* Exercise material:
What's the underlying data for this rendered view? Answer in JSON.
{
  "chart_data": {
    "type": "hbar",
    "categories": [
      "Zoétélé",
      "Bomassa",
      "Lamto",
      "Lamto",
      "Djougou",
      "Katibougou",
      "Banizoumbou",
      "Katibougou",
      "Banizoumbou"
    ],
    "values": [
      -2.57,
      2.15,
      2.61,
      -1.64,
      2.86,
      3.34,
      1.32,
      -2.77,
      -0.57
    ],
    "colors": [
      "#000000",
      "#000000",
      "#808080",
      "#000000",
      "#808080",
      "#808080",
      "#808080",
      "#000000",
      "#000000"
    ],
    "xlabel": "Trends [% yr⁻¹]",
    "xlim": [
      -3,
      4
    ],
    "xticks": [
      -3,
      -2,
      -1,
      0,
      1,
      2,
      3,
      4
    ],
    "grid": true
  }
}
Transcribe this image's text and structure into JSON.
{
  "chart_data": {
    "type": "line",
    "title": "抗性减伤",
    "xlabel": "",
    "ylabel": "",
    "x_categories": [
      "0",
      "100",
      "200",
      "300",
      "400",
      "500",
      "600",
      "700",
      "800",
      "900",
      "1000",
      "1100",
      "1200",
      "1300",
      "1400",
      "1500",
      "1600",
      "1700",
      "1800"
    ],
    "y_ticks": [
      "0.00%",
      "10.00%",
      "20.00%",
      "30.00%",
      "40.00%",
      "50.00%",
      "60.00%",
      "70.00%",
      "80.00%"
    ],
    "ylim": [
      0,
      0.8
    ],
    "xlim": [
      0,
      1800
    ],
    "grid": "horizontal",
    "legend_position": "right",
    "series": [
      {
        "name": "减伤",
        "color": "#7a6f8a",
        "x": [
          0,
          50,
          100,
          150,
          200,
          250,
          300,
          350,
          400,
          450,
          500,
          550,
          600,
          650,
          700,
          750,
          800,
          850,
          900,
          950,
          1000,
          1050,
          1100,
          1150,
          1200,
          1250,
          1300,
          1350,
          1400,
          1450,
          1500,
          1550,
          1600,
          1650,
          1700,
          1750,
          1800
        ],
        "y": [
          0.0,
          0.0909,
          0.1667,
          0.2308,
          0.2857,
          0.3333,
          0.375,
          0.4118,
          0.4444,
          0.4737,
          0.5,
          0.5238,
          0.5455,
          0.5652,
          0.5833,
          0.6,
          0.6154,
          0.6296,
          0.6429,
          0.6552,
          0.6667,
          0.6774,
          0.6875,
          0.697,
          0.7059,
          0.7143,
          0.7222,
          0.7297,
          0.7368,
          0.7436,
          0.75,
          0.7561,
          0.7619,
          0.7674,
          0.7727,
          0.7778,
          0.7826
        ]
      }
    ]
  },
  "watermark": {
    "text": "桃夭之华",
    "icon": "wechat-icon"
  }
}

* Task objective: Every record above should be copied exactly.

* Full output:
What's the underlying data for this rendered view? Answer in JSON.
{
  "chart_data": {
    "type": "hbar",
    "categories": [
      "Zoétélé",
      "Bomassa",
      "Lamto",
      "Lamto",
      "Djougou",
      "Katibougou",
      "Banizoumbou",
      "Katibougou",
      "Banizoumbou"
    ],
    "values": [
      -2.57,
      2.15,
      2.61,
      -1.64,
      2.86,
      3.34,
      1.32,
      -2.77,
      -0.57
    ],
    "colors": [
      "#000000",
      "#000000",
      "#808080",
      "#000000",
      "#808080",
      "#808080",
      "#808080",
      "#000000",
      "#000000"
    ],
    "xlabel": "Trends [% yr⁻¹]",
    "xlim": [
      -3,
      4
    ],
    "xticks": [
      -3,
      -2,
      -1,
      0,
      1,
      2,
      3,
      4
    ],
    "grid": true
  }
}
Transcribe this image's text and structure into JSON.
{
  "chart_data": {
    "type": "line",
    "title": "抗性减伤",
    "xlabel": "",
    "ylabel": "",
    "x_categories": [
      "0",
      "100",
      "200",
      "300",
      "400",
      "500",
      "600",
      "700",
      "800",
      "900",
      "1000",
      "1100",
      "1200",
      "1300",
      "1400",
      "1500",
      "1600",
      "1700",
      "1800"
    ],
    "y_ticks": [
      "0.00%",
      "10.00%",
      "20.00%",
      "30.00%",
      "40.00%",
      "50.00%",
      "60.00%",
      "70.00%",
      "80.00%"
    ],
    "ylim": [
      0,
      0.8
    ],
    "xlim": [
      0,
      1800
    ],
    "grid": "horizontal",
    "legend_position": "right",
    "series": [
      {
        "name": "减伤",
        "color": "#7a6f8a",
        "x": [
          0,
          50,
          100,
          150,
          200,
          250,
          300,
          350,
          400,
          450,
          500,
          550,
          600,
          650,
          700,
          750,
          800,
          850,
          900,
          950,
          1000,
          1050,
          1100,
          1150,
          1200,
          1250,
          1300,
          1350,
          1400,
          1450,
          1500,
          1550,
          1600,
          1650,
          1700,
          1750,
          1800
        ],
        "y": [
          0.0,
          0.0909,
          0.1667,
          0.2308,
          0.2857,
          0.3333,
          0.375,
          0.4118,
          0.4444,
          0.4737,
          0.5,
          0.5238,
          0.5455,
          0.5652,
          0.5833,
          0.6,
          0.6154,
          0.6296,
          0.6429,
          0.6552,
          0.6667,
          0.6774,
          0.6875,
          0.697,
          0.7059,
          0.7143,
          0.7222,
          0.7297,
          0.7368,
          0.7436,
          0.75,
          0.7561,
          0.7619,
          0.7674,
          0.7727,
          0.7778,
          0.7826
        ]
      }
    ]
  },
  "watermark": {
    "text": "桃夭之华",
    "icon": "wechat-icon"
  }
}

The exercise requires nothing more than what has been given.